:: DATASET RECORDS

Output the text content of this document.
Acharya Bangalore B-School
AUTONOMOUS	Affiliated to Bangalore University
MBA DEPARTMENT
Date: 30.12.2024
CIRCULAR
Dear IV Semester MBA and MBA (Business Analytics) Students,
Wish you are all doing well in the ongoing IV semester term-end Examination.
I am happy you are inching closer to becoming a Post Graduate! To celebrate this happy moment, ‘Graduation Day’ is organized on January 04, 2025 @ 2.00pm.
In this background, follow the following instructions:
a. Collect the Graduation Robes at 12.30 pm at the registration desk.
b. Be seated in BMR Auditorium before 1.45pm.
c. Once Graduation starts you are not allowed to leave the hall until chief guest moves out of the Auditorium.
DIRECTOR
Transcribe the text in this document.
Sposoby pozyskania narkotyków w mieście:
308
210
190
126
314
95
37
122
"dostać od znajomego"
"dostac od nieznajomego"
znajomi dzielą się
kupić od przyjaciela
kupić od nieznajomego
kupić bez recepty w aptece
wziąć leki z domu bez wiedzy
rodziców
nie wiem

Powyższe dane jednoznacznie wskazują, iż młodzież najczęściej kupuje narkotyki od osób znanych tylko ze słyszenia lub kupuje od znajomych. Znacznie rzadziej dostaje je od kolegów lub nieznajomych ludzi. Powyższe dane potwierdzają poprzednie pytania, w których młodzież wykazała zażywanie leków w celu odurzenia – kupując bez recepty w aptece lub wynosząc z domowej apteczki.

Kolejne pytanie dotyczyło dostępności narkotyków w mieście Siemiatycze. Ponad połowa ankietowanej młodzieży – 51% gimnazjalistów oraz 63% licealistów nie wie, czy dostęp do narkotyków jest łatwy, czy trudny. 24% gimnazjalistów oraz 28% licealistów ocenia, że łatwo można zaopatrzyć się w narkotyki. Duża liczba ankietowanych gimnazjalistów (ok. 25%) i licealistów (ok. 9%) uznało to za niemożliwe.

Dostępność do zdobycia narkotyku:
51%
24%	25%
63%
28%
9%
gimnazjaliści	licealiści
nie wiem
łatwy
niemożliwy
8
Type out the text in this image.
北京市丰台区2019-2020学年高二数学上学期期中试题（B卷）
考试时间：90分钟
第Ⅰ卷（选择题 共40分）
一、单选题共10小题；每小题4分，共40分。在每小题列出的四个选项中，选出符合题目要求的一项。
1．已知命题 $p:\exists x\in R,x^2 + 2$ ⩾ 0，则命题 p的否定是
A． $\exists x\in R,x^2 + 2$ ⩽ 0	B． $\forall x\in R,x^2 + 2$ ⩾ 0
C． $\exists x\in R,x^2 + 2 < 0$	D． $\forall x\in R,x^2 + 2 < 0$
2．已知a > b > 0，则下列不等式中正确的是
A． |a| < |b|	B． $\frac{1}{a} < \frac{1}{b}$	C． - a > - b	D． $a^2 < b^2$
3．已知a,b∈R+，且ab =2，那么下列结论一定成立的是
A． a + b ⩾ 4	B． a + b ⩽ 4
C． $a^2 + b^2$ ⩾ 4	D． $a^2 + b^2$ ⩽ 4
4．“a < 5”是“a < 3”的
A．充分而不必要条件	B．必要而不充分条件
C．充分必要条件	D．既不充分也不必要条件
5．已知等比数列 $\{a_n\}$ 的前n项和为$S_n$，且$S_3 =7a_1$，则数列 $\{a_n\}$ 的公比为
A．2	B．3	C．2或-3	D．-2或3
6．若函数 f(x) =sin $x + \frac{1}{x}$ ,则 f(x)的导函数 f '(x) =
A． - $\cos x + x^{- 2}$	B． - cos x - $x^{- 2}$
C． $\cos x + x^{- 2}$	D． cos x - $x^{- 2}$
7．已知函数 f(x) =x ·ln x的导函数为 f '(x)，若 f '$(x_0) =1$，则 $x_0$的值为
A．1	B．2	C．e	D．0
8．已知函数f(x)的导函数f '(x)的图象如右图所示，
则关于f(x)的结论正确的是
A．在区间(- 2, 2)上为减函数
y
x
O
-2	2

::::

YOUR TASK: Write down all the entries again without a single difference.

ANSWER TO THIS PROBLEM:
Output the text content of this document.
Acharya Bangalore B-School
AUTONOMOUS	Affiliated to Bangalore University
MBA DEPARTMENT
Date: 30.12.2024
CIRCULAR
Dear IV Semester MBA and MBA (Business Analytics) Students,
Wish you are all doing well in the ongoing IV semester term-end Examination.
I am happy you are inching closer to becoming a Post Graduate! To celebrate this happy moment, ‘Graduation Day’ is organized on January 04, 2025 @ 2.00pm.
In this background, follow the following instructions:
a. Collect the Graduation Robes at 12.30 pm at the registration desk.
b. Be seated in BMR Auditorium before 1.45pm.
c. Once Graduation starts you are not allowed to leave the hall until chief guest moves out of the Auditorium.
DIRECTOR
Transcribe the text in this document.
Sposoby pozyskania narkotyków w mieście:
308
210
190
126
314
95
37
122
"dostać od znajomego"
"dostac od nieznajomego"
znajomi dzielą się
kupić od przyjaciela
kupić od nieznajomego
kupić bez recepty w aptece
wziąć leki z domu bez wiedzy
rodziców
nie wiem

Powyższe dane jednoznacznie wskazują, iż młodzież najczęściej kupuje narkotyki od osób znanych tylko ze słyszenia lub kupuje od znajomych. Znacznie rzadziej dostaje je od kolegów lub nieznajomych ludzi. Powyższe dane potwierdzają poprzednie pytania, w których młodzież wykazała zażywanie leków w celu odurzenia – kupując bez recepty w aptece lub wynosząc z domowej apteczki.

Kolejne pytanie dotyczyło dostępności narkotyków w mieście Siemiatycze. Ponad połowa ankietowanej młodzieży – 51% gimnazjalistów oraz 63% licealistów nie wie, czy dostęp do narkotyków jest łatwy, czy trudny. 24% gimnazjalistów oraz 28% licealistów ocenia, że łatwo można zaopatrzyć się w narkotyki. Duża liczba ankietowanych gimnazjalistów (ok. 25%) i licealistów (ok. 9%) uznało to za niemożliwe.

Dostępność do zdobycia narkotyku:
51%
24%	25%
63%
28%
9%
gimnazjaliści	licealiści
nie wiem
łatwy
niemożliwy
8
Type out the text in this image.
北京市丰台区2019-2020学年高二数学上学期期中试题（B卷）
考试时间：90分钟
第Ⅰ卷（选择题 共40分）
一、单选题共10小题；每小题4分，共40分。在每小题列出的四个选项中，选出符合题目要求的一项。
1．已知命题 $p:\exists x\in R,x^2 + 2$ ⩾ 0，则命题 p的否定是
A． $\exists x\in R,x^2 + 2$ ⩽ 0	B． $\forall x\in R,x^2 + 2$ ⩾ 0
C． $\exists x\in R,x^2 + 2 < 0$	D． $\forall x\in R,x^2 + 2 < 0$
2．已知a > b > 0，则下列不等式中正确的是
A． |a| < |b|	B． $\frac{1}{a} < \frac{1}{b}$	C． - a > - b	D． $a^2 < b^2$
3．已知a,b∈R+，且ab =2，那么下列结论一定成立的是
A． a + b ⩾ 4	B． a + b ⩽ 4
C． $a^2 + b^2$ ⩾ 4	D． $a^2 + b^2$ ⩽ 4
4．“a < 5”是“a < 3”的
A．充分而不必要条件	B．必要而不充分条件
C．充分必要条件	D．既不充分也不必要条件
5．已知等比数列 $\{a_n\}$ 的前n项和为$S_n$，且$S_3 =7a_1$，则数列 $\{a_n\}$ 的公比为
A．2	B．3	C．2或-3	D．-2或3
6．若函数 f(x) =sin $x + \frac{1}{x}$ ,则 f(x)的导函数 f '(x) =
A． - $\cos x + x^{- 2}$	B． - cos x - $x^{- 2}$
C． $\cos x + x^{- 2}$	D． cos x - $x^{- 2}$
7．已知函数 f(x) =x ·ln x的导函数为 f '(x)，若 f '$(x_0) =1$，则 $x_0$的值为
A．1	B．2	C．e	D．0
8．已知函数f(x)的导函数f '(x)的图象如右图所示，
则关于f(x)的结论正确的是
A．在区间(- 2, 2)上为减函数
y
x
O
-2	2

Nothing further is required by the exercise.